WHAT YOU SHOULD DO: Quote every line of the data below as it stands, omitting pictures.

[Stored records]
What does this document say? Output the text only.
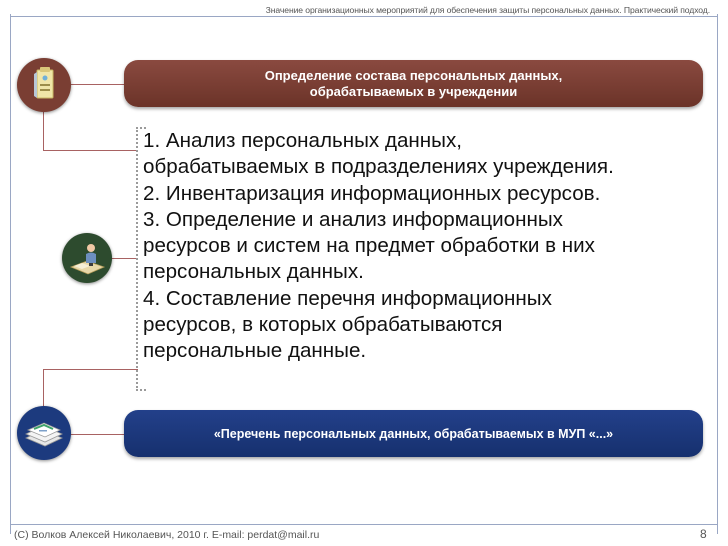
Значение организационных мероприятий для обеспечения защиты персональных данных. Практический подход.
Определение состава персональных данных,
обрабатываемых в учреждении
1. Анализ персональных данных,
обрабатываемых в подразделениях учреждения.
2. Инвентаризация информационных ресурсов.
3. Определение и анализ информационных
ресурсов и систем на предмет обработки в них
персональных данных.
4. Составление перечня информационных
ресурсов, в которых обрабатываются
персональные данные.
«Перечень персональных данных, обрабатываемых в МУП «...»
(С) Волков Алексей Николаевич, 2010 г. E-mail: perdat@mail.ru	8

RESPONSE BELOW:
What does this document say? Output the text only.
Значение организационных мероприятий для обеспечения защиты персональных данных. Практический подход.
Определение состава персональных данных,
обрабатываемых в учреждении
1. Анализ персональных данных,
обрабатываемых в подразделениях учреждения.
2. Инвентаризация информационных ресурсов.
3. Определение и анализ информационных
ресурсов и систем на предмет обработки в них
персональных данных.
4. Составление перечня информационных
ресурсов, в которых обрабатываются
персональные данные.
«Перечень персональных данных, обрабатываемых в МУП «...»
(С) Волков Алексей Николаевич, 2010 г. E-mail: perdat@mail.ru	8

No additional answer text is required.